- **The data**
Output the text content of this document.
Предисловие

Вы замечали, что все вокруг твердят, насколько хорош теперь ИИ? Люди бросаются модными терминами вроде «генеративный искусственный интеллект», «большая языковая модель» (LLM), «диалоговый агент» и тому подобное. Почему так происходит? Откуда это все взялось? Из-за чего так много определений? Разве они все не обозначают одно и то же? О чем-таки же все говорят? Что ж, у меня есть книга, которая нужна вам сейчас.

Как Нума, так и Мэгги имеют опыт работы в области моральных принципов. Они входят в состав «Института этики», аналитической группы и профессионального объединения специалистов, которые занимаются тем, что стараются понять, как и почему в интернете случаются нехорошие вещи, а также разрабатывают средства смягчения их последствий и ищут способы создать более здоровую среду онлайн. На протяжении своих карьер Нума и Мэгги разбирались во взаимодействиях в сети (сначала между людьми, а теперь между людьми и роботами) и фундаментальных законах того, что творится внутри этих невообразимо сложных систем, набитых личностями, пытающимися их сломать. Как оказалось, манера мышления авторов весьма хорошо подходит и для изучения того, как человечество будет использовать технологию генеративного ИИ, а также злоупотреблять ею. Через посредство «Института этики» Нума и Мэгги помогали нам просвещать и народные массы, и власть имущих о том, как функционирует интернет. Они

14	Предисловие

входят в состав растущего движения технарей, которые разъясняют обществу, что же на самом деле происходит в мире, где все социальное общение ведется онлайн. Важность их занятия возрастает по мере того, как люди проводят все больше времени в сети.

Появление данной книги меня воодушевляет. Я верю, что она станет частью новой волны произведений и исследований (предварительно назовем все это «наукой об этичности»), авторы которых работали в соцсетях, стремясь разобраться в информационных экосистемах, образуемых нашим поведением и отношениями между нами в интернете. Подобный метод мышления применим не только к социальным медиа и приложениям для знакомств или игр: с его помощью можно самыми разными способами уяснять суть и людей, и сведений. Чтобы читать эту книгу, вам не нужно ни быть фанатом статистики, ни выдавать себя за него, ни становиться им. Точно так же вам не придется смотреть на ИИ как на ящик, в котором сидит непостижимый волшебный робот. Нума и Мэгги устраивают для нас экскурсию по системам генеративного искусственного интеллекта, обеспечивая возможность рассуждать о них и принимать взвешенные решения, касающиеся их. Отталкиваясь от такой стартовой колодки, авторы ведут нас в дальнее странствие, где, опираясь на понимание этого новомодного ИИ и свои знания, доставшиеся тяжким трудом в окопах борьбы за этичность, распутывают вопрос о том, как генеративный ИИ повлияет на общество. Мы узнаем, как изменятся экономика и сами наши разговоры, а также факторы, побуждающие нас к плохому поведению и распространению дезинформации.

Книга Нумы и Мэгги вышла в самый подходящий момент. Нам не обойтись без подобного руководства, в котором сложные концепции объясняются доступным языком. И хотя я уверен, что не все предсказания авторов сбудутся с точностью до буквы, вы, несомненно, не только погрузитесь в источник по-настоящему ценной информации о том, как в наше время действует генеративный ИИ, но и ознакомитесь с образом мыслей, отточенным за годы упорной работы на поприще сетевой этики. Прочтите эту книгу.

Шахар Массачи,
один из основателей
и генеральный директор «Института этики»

--

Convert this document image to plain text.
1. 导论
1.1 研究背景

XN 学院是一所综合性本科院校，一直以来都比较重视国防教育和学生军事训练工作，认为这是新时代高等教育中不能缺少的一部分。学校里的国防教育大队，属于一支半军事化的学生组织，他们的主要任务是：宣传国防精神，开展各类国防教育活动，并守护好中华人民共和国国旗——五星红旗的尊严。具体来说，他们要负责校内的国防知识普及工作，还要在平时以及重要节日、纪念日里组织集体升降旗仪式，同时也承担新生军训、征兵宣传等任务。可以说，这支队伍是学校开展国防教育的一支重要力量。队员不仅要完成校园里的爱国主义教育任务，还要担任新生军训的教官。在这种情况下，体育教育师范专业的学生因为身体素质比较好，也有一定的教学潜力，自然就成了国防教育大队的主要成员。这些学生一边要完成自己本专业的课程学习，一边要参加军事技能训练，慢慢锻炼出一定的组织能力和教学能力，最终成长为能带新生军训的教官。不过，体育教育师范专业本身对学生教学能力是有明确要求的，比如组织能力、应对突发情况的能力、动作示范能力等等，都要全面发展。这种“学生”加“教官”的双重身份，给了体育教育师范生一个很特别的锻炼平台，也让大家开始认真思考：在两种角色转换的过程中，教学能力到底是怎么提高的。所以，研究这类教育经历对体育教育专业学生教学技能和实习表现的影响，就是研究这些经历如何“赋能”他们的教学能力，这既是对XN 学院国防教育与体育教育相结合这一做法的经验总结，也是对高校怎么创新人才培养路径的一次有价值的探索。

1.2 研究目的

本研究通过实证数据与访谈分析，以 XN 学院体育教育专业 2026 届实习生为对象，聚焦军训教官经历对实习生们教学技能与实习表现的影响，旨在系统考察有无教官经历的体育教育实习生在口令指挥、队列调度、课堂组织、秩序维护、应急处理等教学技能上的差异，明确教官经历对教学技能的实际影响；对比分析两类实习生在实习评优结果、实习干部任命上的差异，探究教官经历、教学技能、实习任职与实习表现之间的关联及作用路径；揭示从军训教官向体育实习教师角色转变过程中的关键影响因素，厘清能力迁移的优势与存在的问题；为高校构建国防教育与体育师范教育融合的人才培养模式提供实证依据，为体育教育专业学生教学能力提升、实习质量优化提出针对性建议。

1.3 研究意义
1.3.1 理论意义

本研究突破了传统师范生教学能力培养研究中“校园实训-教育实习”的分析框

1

- **Exercise aim**
Show every line from the listing above in which the string "Института" appears.

- **Answer for the task**
Как Нума, так и Мэгги имеют опыт работы в области моральных принципов. Они входят в состав «Института этики», аналитической группы и профессионального объединения специалистов, которые занимаются тем, что стараются понять, как и почему в интернете случаются нехорошие вещи, а также разрабатывают средства смягчения их последствий и ищут способы создать более здоровую среду онлайн. На протяжении своих карьер Нума и Мэгги разбирались во взаимодействиях в сети (сначала между людьми, а теперь между людьми и роботами) и фундаментальных законах того, что творится внутри этих невообразимо сложных систем, набитых личностями, пытающимися их сломать. Как оказалось, манера мышления авторов весьма хорошо подходит и для изучения того, как человечество будет использовать технологию генеративного ИИ, а также злоупотреблять ею. Через посредство «Института этики» Нума и Мэгги помогали нам просвещать и народные массы, и власть имущих о том, как функционирует интернет. Они
и генеральный директор «Института этики»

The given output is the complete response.